[Chart and figure data]

■ ■ ■

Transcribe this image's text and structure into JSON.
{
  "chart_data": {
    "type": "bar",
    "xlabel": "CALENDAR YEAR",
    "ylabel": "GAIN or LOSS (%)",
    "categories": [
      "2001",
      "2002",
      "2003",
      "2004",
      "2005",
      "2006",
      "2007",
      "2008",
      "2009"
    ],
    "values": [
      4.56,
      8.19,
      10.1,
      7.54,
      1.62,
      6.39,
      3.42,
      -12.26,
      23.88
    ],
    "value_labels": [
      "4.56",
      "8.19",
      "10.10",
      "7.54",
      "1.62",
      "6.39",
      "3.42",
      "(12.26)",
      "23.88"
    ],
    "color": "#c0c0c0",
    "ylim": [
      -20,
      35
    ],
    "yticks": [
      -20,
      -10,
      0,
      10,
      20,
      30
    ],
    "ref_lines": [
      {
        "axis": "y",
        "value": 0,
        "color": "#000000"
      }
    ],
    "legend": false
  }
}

■ ■ ■

WHAT IS REQUIRED: Produce an exact copy of the whole listing.

SOLUTION TO THE EXERCISE:
Transcribe this image's text and structure into JSON.
{
  "chart_data": {
    "type": "bar",
    "xlabel": "CALENDAR YEAR",
    "ylabel": "GAIN or LOSS (%)",
    "categories": [
      "2001",
      "2002",
      "2003",
      "2004",
      "2005",
      "2006",
      "2007",
      "2008",
      "2009"
    ],
    "values": [
      4.56,
      8.19,
      10.1,
      7.54,
      1.62,
      6.39,
      3.42,
      -12.26,
      23.88
    ],
    "value_labels": [
      "4.56",
      "8.19",
      "10.10",
      "7.54",
      "1.62",
      "6.39",
      "3.42",
      "(12.26)",
      "23.88"
    ],
    "color": "#c0c0c0",
    "ylim": [
      -20,
      35
    ],
    "yticks": [
      -20,
      -10,
      0,
      10,
      20,
      30
    ],
    "ref_lines": [
      {
        "axis": "y",
        "value": 0,
        "color": "#000000"
      }
    ],
    "legend": false
  }
}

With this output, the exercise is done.